→ **Exercise requirements**
The exercise asks for every line of the data to be reproduced exactly.

→ **Record excerpts**
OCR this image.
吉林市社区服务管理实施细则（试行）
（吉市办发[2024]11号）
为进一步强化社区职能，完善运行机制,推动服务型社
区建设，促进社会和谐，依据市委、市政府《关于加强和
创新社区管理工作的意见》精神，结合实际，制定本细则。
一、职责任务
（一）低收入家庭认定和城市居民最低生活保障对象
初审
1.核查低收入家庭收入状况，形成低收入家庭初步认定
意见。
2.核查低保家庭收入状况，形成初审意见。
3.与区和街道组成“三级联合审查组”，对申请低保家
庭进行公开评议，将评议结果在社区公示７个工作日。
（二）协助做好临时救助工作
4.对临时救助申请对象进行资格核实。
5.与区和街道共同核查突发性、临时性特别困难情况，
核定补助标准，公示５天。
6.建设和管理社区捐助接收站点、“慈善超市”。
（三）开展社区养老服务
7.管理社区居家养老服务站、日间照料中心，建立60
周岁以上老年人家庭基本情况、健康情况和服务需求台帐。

→ **Exercise answer**
OCR this image.
吉林市社区服务管理实施细则（试行）
（吉市办发[2024]11号）
为进一步强化社区职能，完善运行机制,推动服务型社
区建设，促进社会和谐，依据市委、市政府《关于加强和
创新社区管理工作的意见》精神，结合实际，制定本细则。
一、职责任务
（一）低收入家庭认定和城市居民最低生活保障对象
初审
1.核查低收入家庭收入状况，形成低收入家庭初步认定
意见。
2.核查低保家庭收入状况，形成初审意见。
3.与区和街道组成“三级联合审查组”，对申请低保家
庭进行公开评议，将评议结果在社区公示７个工作日。
（二）协助做好临时救助工作
4.对临时救助申请对象进行资格核实。
5.与区和街道共同核查突发性、临时性特别困难情况，
核定补助标准，公示５天。
6.建设和管理社区捐助接收站点、“慈善超市”。
（三）开展社区养老服务
7.管理社区居家养老服务站、日间照料中心，建立60
周岁以上老年人家庭基本情况、健康情况和服务需求台帐。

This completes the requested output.